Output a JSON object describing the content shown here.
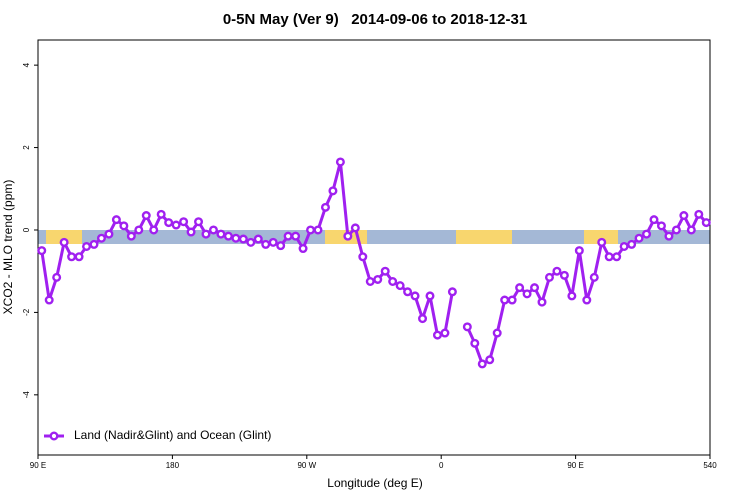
{
  "chart_data": {
    "type": "line",
    "title": "0-5N May (Ver 9)   2014-09-06 to 2018-12-31",
    "x_label": "Longitude (deg E)",
    "y_label": "XCO2 - MLO trend (ppm)",
    "xlim": [
      90,
      540
    ],
    "ylim": [
      -5.46,
      4.61
    ],
    "xticks": [
      {
        "value": 90,
        "label": "90 E"
      },
      180,
      {
        "value": 270,
        "label": "90 W"
      },
      {
        "value": 360,
        "label": "0"
      },
      {
        "value": 450,
        "label": "90 E"
      },
      540
    ],
    "yticks": [
      -4,
      -2,
      0,
      2,
      4
    ],
    "legend": "lower left",
    "x": [
      92.5,
      97.5,
      102.5,
      107.5,
      112.5,
      117.5,
      122.5,
      127.5,
      132.5,
      137.5,
      142.5,
      147.5,
      152.5,
      157.5,
      162.5,
      167.5,
      172.5,
      177.5,
      182.5,
      187.5,
      192.5,
      197.5,
      202.5,
      207.5,
      212.5,
      217.5,
      222.5,
      227.5,
      232.5,
      237.5,
      242.5,
      247.5,
      252.5,
      257.5,
      262.5,
      267.5,
      272.5,
      277.5,
      282.5,
      287.5,
      292.5,
      297.5,
      302.5,
      307.5,
      312.5,
      317.5,
      322.5,
      327.5,
      332.5,
      337.5,
      342.5,
      347.5,
      352.5,
      357.5,
      362.5,
      367.5,
      372.5,
      377.5,
      382.5,
      387.5,
      392.5,
      397.5,
      402.5,
      407.5,
      412.5,
      417.5,
      422.5,
      427.5,
      432.5,
      437.5,
      442.5,
      447.5,
      452.5,
      457.5,
      462.5,
      467.5,
      472.5,
      477.5,
      482.5,
      487.5,
      492.5,
      497.5,
      502.5,
      507.5,
      512.5,
      517.5,
      522.5,
      527.5,
      532.5,
      537.5
    ],
    "series": [
      {
        "name": "Land (Nadir&Glint) and Ocean (Glint)",
        "color": "#a020f0",
        "values": [
          -0.5,
          -1.7,
          -1.15,
          -0.3,
          -0.65,
          -0.65,
          -0.4,
          -0.35,
          -0.2,
          -0.1,
          0.25,
          0.1,
          -0.15,
          0.0,
          0.35,
          0.0,
          0.38,
          0.18,
          0.12,
          0.2,
          -0.05,
          0.2,
          -0.1,
          0.0,
          -0.1,
          -0.15,
          -0.2,
          -0.22,
          -0.3,
          -0.22,
          -0.35,
          -0.3,
          -0.38,
          -0.15,
          -0.15,
          -0.45,
          0.0,
          0.0,
          0.55,
          0.95,
          1.65,
          -0.15,
          0.05,
          -0.65,
          -1.25,
          -1.2,
          -1.0,
          -1.25,
          -1.35,
          -1.5,
          -1.6,
          -2.15,
          -1.6,
          -2.55,
          -2.5,
          -1.5,
          null,
          -2.35,
          -2.75,
          -3.25,
          -3.15,
          -2.5,
          -1.7,
          -1.7,
          -1.4,
          -1.55,
          -1.4,
          -1.75,
          -1.15,
          -1.0,
          -1.1,
          -1.6,
          -0.5,
          -1.7,
          -1.15,
          -0.3,
          -0.65,
          -0.65,
          -0.4,
          -0.35,
          -0.2,
          -0.1,
          0.25,
          0.1,
          -0.15,
          0.0,
          0.35,
          0.0,
          0.38,
          0.18
        ]
      }
    ]
  }
}
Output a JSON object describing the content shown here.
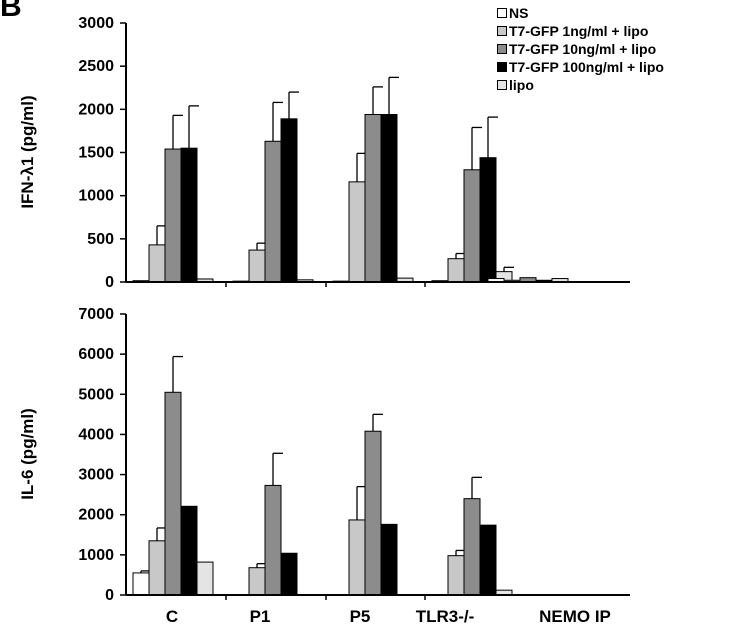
{
  "panel_label": "B",
  "colors": {
    "NS": "#ffffff",
    "T7-GFP 1ng/ml + lipo": "#c8c8c8",
    "T7-GFP 10ng/ml + lipo": "#8c8c8c",
    "T7-GFP 100ng/ml + lipo": "#000000",
    "lipo": "#e4e4e4"
  },
  "legend": [
    "NS",
    "T7-GFP 1ng/ml + lipo",
    "T7-GFP 10ng/ml + lipo",
    "T7-GFP 100ng/ml + lipo",
    "lipo"
  ],
  "chart_data": [
    {
      "type": "bar",
      "ylabel": "IFN-λ1 (pg/ml)",
      "ylim": [
        0,
        3000
      ],
      "yticks": [
        "0",
        "500",
        "1000",
        "1500",
        "2000",
        "2500",
        "3000"
      ],
      "categories": [
        "C",
        "P1",
        "P5",
        "TLR3-/-",
        "NEMO IP"
      ],
      "show_category_labels": false,
      "series": [
        {
          "name": "NS",
          "values": [
            15,
            10,
            10,
            15,
            40
          ],
          "errors": [
            0,
            0,
            0,
            0,
            0
          ]
        },
        {
          "name": "T7-GFP 1ng/ml + lipo",
          "values": [
            430,
            370,
            1160,
            270,
            20
          ],
          "errors": [
            220,
            80,
            330,
            60,
            0
          ]
        },
        {
          "name": "T7-GFP 10ng/ml + lipo",
          "values": [
            1540,
            1630,
            1940,
            1300,
            50
          ],
          "errors": [
            390,
            450,
            320,
            490,
            0
          ]
        },
        {
          "name": "T7-GFP 100ng/ml + lipo",
          "values": [
            1550,
            1890,
            1940,
            1440,
            20
          ],
          "errors": [
            490,
            310,
            430,
            470,
            0
          ]
        },
        {
          "name": "lipo",
          "values": [
            35,
            25,
            45,
            120,
            40
          ],
          "errors": [
            0,
            0,
            0,
            50,
            0
          ]
        }
      ]
    },
    {
      "type": "bar",
      "ylabel": "IL-6 (pg/ml)",
      "ylim": [
        0,
        7000
      ],
      "yticks": [
        "0",
        "1000",
        "2000",
        "3000",
        "4000",
        "5000",
        "6000",
        "7000"
      ],
      "categories": [
        "C",
        "P1",
        "P5",
        "TLR3-/-",
        "NEMO IP"
      ],
      "show_category_labels": true,
      "series": [
        {
          "name": "NS",
          "values": [
            550,
            0,
            0,
            0,
            0
          ],
          "errors": [
            50,
            0,
            0,
            0,
            0
          ]
        },
        {
          "name": "T7-GFP 1ng/ml + lipo",
          "values": [
            1350,
            680,
            1870,
            980,
            0
          ],
          "errors": [
            320,
            100,
            830,
            130,
            0
          ]
        },
        {
          "name": "T7-GFP 10ng/ml + lipo",
          "values": [
            5050,
            2730,
            4080,
            2400,
            0
          ],
          "errors": [
            890,
            800,
            420,
            530,
            0
          ]
        },
        {
          "name": "T7-GFP 100ng/ml + lipo",
          "values": [
            2210,
            1040,
            1760,
            1740,
            0
          ],
          "errors": [
            0,
            0,
            0,
            0,
            0
          ]
        },
        {
          "name": "lipo",
          "values": [
            820,
            0,
            0,
            120,
            0
          ],
          "errors": [
            0,
            0,
            0,
            0,
            0
          ]
        }
      ]
    }
  ]
}
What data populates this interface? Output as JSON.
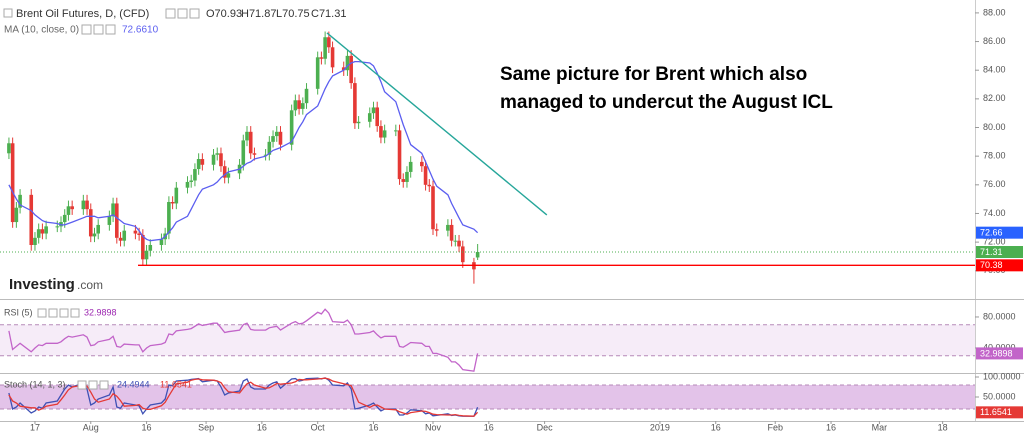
{
  "chart_data": [
    {
      "type": "candlestick",
      "title": "Brent Oil Futures, D, (CFD)",
      "ohlc_legend": [
        "O70.93",
        "H71.87",
        "L70.75",
        "C71.31"
      ],
      "annotation": [
        "Same picture for Brent which also",
        "managed to undercut the August ICL"
      ],
      "watermark": [
        "Investing",
        ".com"
      ],
      "x": [
        -7,
        -6,
        -5,
        -4,
        -1,
        0,
        1,
        2,
        3,
        6,
        7,
        8,
        9,
        10,
        13,
        14,
        15,
        16,
        17,
        20,
        21,
        22,
        23,
        24,
        27,
        28,
        29,
        30,
        31,
        34,
        35,
        36,
        37,
        38,
        41,
        42,
        43,
        44,
        45,
        48,
        49,
        50,
        51,
        52,
        55,
        56,
        57,
        58,
        59,
        62,
        63,
        64,
        65,
        66,
        69,
        70,
        71,
        72,
        73,
        76,
        77,
        78,
        79,
        80,
        83,
        84,
        85,
        86,
        87,
        90,
        91,
        92,
        93,
        94,
        97,
        98,
        99,
        100,
        101,
        104,
        105,
        106,
        107,
        108,
        111,
        112,
        113,
        114,
        115,
        118,
        119
      ],
      "open": [
        78.2,
        78.9,
        73.4,
        74.4,
        75.3,
        71.8,
        72.3,
        72.9,
        72.6,
        73.1,
        73.1,
        73.4,
        73.9,
        74.5,
        74.3,
        74.9,
        74.3,
        72.4,
        72.6,
        73.2,
        73.8,
        74.7,
        72.3,
        72.1,
        72.8,
        72.6,
        72.5,
        70.8,
        71.4,
        71.8,
        72.2,
        72.6,
        74.8,
        74.7,
        75.8,
        76.2,
        76.3,
        77.1,
        77.8,
        77.4,
        78.1,
        78.2,
        77.3,
        76.5,
        76.8,
        77.4,
        79.1,
        79.7,
        78.2,
        78.1,
        78.1,
        79.0,
        79.4,
        79.7,
        78.8,
        81.2,
        81.9,
        81.3,
        81.7,
        82.7,
        84.9,
        84.8,
        86.3,
        85.6,
        84.2,
        84.0,
        85.0,
        83.1,
        80.3,
        80.4,
        81.0,
        81.4,
        80.1,
        79.3,
        79.8,
        79.8,
        76.4,
        76.2,
        76.9,
        77.6,
        77.3,
        76.0,
        75.9,
        72.9,
        72.8,
        73.2,
        72.1,
        72.1,
        71.7,
        70.6,
        70.93
      ],
      "high": [
        79.3,
        79.3,
        74.8,
        75.7,
        75.7,
        72.7,
        73.3,
        73.3,
        73.5,
        73.5,
        73.8,
        74.3,
        74.9,
        74.9,
        75.3,
        75.3,
        74.7,
        73.0,
        73.6,
        74.2,
        75.1,
        75.1,
        72.7,
        73.2,
        73.2,
        73.0,
        72.9,
        71.8,
        72.2,
        72.6,
        73.0,
        75.2,
        75.2,
        76.2,
        76.6,
        76.7,
        77.5,
        78.2,
        78.2,
        78.5,
        78.6,
        78.6,
        77.7,
        77.2,
        77.8,
        79.5,
        80.1,
        80.1,
        78.6,
        78.5,
        79.4,
        79.8,
        80.1,
        80.1,
        81.6,
        82.3,
        82.3,
        82.1,
        83.1,
        85.3,
        85.3,
        86.7,
        86.7,
        86.0,
        84.6,
        85.4,
        85.4,
        83.5,
        80.8,
        81.4,
        81.8,
        81.8,
        80.5,
        80.2,
        80.2,
        80.2,
        76.8,
        77.3,
        78.0,
        78.0,
        77.7,
        76.4,
        76.3,
        73.3,
        73.6,
        73.6,
        72.5,
        72.5,
        72.1,
        70.9,
        71.87
      ],
      "low": [
        77.8,
        73.0,
        73.0,
        74.0,
        71.4,
        71.4,
        71.9,
        72.2,
        72.2,
        72.7,
        72.7,
        73.0,
        73.5,
        73.9,
        73.9,
        73.9,
        72.0,
        72.0,
        72.2,
        72.8,
        73.4,
        71.9,
        71.7,
        71.7,
        72.2,
        72.1,
        70.4,
        70.4,
        71.0,
        71.4,
        71.8,
        72.2,
        74.3,
        74.3,
        75.4,
        75.8,
        75.9,
        76.7,
        77.0,
        77.0,
        77.7,
        76.9,
        76.1,
        76.1,
        76.4,
        77.0,
        78.7,
        77.8,
        77.7,
        77.7,
        77.7,
        78.6,
        79.0,
        78.4,
        78.4,
        80.8,
        80.9,
        80.9,
        81.3,
        82.3,
        84.4,
        84.4,
        85.2,
        83.8,
        83.6,
        83.6,
        82.7,
        79.9,
        79.9,
        80.0,
        80.6,
        79.7,
        78.9,
        78.9,
        79.4,
        76.0,
        75.8,
        75.8,
        76.5,
        76.9,
        75.6,
        75.5,
        72.5,
        72.4,
        72.4,
        71.7,
        71.7,
        71.3,
        70.2,
        69.1,
        70.75
      ],
      "close": [
        78.9,
        73.4,
        74.4,
        75.3,
        71.8,
        72.3,
        72.9,
        72.6,
        73.1,
        73.1,
        73.4,
        73.9,
        74.5,
        74.3,
        74.9,
        74.3,
        72.4,
        72.6,
        73.2,
        73.8,
        74.7,
        72.3,
        72.1,
        72.8,
        72.6,
        72.5,
        70.8,
        71.4,
        71.8,
        72.2,
        72.6,
        74.8,
        74.7,
        75.8,
        76.2,
        76.3,
        77.1,
        77.8,
        77.4,
        78.1,
        78.2,
        77.3,
        76.5,
        76.8,
        77.4,
        79.1,
        79.7,
        78.2,
        78.1,
        78.1,
        79.0,
        79.4,
        79.7,
        78.8,
        81.2,
        81.9,
        81.3,
        81.7,
        82.7,
        84.9,
        84.8,
        86.3,
        85.6,
        84.2,
        84.0,
        85.0,
        83.1,
        80.3,
        80.4,
        81.0,
        81.4,
        80.1,
        79.3,
        79.8,
        79.8,
        76.4,
        76.2,
        76.9,
        77.6,
        77.3,
        76.0,
        75.9,
        72.9,
        72.8,
        73.2,
        72.1,
        72.1,
        71.7,
        70.6,
        70.1,
        71.31
      ],
      "up_color": "#4caf50",
      "down_color": "#e53935",
      "overlays": [
        {
          "name": "MA (10, close, 0)",
          "legend_value": "72.6610",
          "color": "#5b5ef0",
          "values": [
            76.0,
            75.5,
            75.0,
            74.6,
            74.2,
            73.9,
            73.7,
            73.5,
            73.4,
            73.3,
            73.2,
            73.2,
            73.3,
            73.4,
            73.7,
            73.8,
            73.8,
            73.8,
            73.7,
            73.8,
            73.9,
            73.7,
            73.5,
            73.3,
            73.1,
            72.8,
            72.4,
            72.2,
            72.1,
            72.2,
            72.4,
            72.7,
            73.0,
            73.4,
            73.8,
            74.3,
            74.8,
            75.3,
            75.7,
            76.0,
            76.2,
            76.5,
            76.7,
            76.9,
            77.1,
            77.3,
            77.5,
            77.6,
            77.8,
            78.0,
            78.2,
            78.4,
            78.5,
            78.6,
            79.0,
            79.5,
            80.0,
            80.4,
            80.9,
            81.5,
            82.1,
            82.7,
            83.2,
            83.6,
            84.0,
            84.3,
            84.5,
            84.6,
            84.6,
            84.5,
            84.3,
            83.8,
            83.2,
            82.5,
            81.8,
            81.0,
            80.2,
            79.5,
            78.8,
            78.2,
            77.6,
            77.0,
            76.4,
            75.9,
            75.3,
            74.7,
            74.2,
            73.7,
            73.2,
            72.9,
            72.66
          ]
        }
      ],
      "trendlines": [
        {
          "x": [
            78.5,
            137.6
          ],
          "y": [
            86.6,
            73.9
          ],
          "color": "#26a69a"
        },
        {
          "x": [
            27.7,
            252.7
          ],
          "y": [
            70.38,
            70.38
          ],
          "color": "#ff0000"
        }
      ],
      "price_labels": [
        {
          "value": 72.66,
          "color": "#2962ff"
        },
        {
          "value": 71.31,
          "color": "#4caf50",
          "line": "dotted"
        },
        {
          "value": 70.38,
          "color": "#ff0000"
        }
      ],
      "xlim": [
        -9.4,
        252.7
      ],
      "xticks": [
        {
          "value": 0,
          "label": "17"
        },
        {
          "value": 15,
          "label": "Aug"
        },
        {
          "value": 30,
          "label": "16"
        },
        {
          "value": 46,
          "label": "Sep"
        },
        {
          "value": 61,
          "label": "16"
        },
        {
          "value": 76,
          "label": "Oct"
        },
        {
          "value": 91,
          "label": "16"
        },
        {
          "value": 107,
          "label": "Nov"
        },
        {
          "value": 122,
          "label": "16"
        },
        {
          "value": 137,
          "label": "Dec"
        },
        {
          "value": 168,
          "label": "2019"
        },
        {
          "value": 183,
          "label": "16"
        },
        {
          "value": 199,
          "label": "Feb"
        },
        {
          "value": 214,
          "label": "16"
        },
        {
          "value": 227,
          "label": "Mar"
        },
        {
          "value": 244,
          "label": "18"
        }
      ],
      "ylim": [
        68.1,
        88.9
      ],
      "yticks": [
        {
          "value": 70,
          "label": "70.00"
        },
        {
          "value": 72,
          "label": "72.00"
        },
        {
          "value": 74,
          "label": "74.00"
        },
        {
          "value": 76,
          "label": "76.00"
        },
        {
          "value": 78,
          "label": "78.00"
        },
        {
          "value": 80,
          "label": "80.00"
        },
        {
          "value": 82,
          "label": "82.00"
        },
        {
          "value": 84,
          "label": "84.00"
        },
        {
          "value": 86,
          "label": "86.00"
        },
        {
          "value": 88,
          "label": "88.00"
        }
      ]
    },
    {
      "type": "line",
      "title": "RSI (5)",
      "series": [
        {
          "color": "#c264c9",
          "legend_value": "32.9898",
          "axis_label": true,
          "values": [
            62,
            38,
            42,
            46,
            35,
            40,
            44,
            43,
            46,
            46,
            48,
            52,
            55,
            54,
            57,
            54,
            43,
            44,
            48,
            51,
            55,
            42,
            41,
            45,
            44,
            44,
            35,
            40,
            43,
            45,
            47,
            58,
            57,
            62,
            64,
            65,
            68,
            71,
            69,
            72,
            72,
            66,
            60,
            61,
            63,
            70,
            72,
            64,
            63,
            63,
            66,
            67,
            68,
            63,
            72,
            74,
            71,
            72,
            75,
            86,
            84,
            90,
            85,
            74,
            73,
            76,
            70,
            58,
            58,
            60,
            62,
            57,
            53,
            55,
            55,
            42,
            41,
            44,
            47,
            46,
            42,
            42,
            33,
            33,
            28,
            22,
            22,
            18,
            12,
            10,
            32.9898
          ]
        }
      ],
      "band": [
        30,
        70
      ],
      "band_color": "rgba(156,39,176,0.09)",
      "ylim": [
        7.7,
        101.9
      ],
      "yticks": [
        {
          "value": 80,
          "label": "80.0000"
        },
        {
          "value": 40,
          "label": "40.0000"
        }
      ]
    },
    {
      "type": "line",
      "title": "Stoch (14, 1, 3)",
      "series": [
        {
          "color": "#3f51b5",
          "legend_value": "24.4944",
          "values": [
            60,
            20,
            25,
            35,
            10,
            15,
            25,
            22,
            35,
            40,
            55,
            70,
            80,
            75,
            85,
            70,
            30,
            35,
            45,
            55,
            75,
            25,
            22,
            35,
            30,
            28,
            8,
            20,
            30,
            35,
            45,
            80,
            78,
            90,
            92,
            94,
            95,
            96,
            88,
            92,
            90,
            75,
            55,
            60,
            65,
            90,
            95,
            75,
            70,
            70,
            80,
            85,
            88,
            72,
            95,
            96,
            90,
            92,
            96,
            97,
            95,
            98,
            92,
            80,
            78,
            85,
            70,
            20,
            22,
            30,
            35,
            25,
            15,
            20,
            20,
            5,
            5,
            10,
            18,
            16,
            8,
            10,
            3,
            4,
            8,
            4,
            5,
            3,
            2,
            2,
            24.4944
          ]
        },
        {
          "color": "#e53935",
          "legend_value": "11.6541",
          "axis_label": true,
          "values": [
            55,
            40,
            35,
            27,
            23,
            23,
            17,
            21,
            27,
            32,
            43,
            55,
            68,
            75,
            80,
            77,
            62,
            45,
            37,
            45,
            58,
            52,
            41,
            27,
            29,
            31,
            22,
            19,
            19,
            28,
            37,
            53,
            68,
            83,
            87,
            92,
            94,
            95,
            93,
            92,
            90,
            86,
            73,
            63,
            60,
            72,
            83,
            87,
            80,
            72,
            73,
            78,
            84,
            82,
            85,
            88,
            94,
            93,
            93,
            95,
            96,
            97,
            95,
            90,
            83,
            81,
            78,
            58,
            37,
            24,
            29,
            30,
            25,
            20,
            18,
            13,
            10,
            7,
            11,
            15,
            14,
            11,
            7,
            6,
            5,
            5,
            6,
            4,
            3,
            2,
            11.6541
          ]
        }
      ],
      "band": [
        20,
        80
      ],
      "band_color": "rgba(156,39,176,0.28)",
      "ylim": [
        -10,
        107.5
      ],
      "yticks": [
        {
          "value": 100,
          "label": "100.0000"
        },
        {
          "value": 50,
          "label": "50.0000"
        }
      ]
    }
  ]
}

= = = = =

» Stated task: Identify each line in the records above containing the word "Brent"; copy those lines.

» Written response:
      "title": "Brent Oil Futures, D, (CFD)",
        "Same picture for Brent which also",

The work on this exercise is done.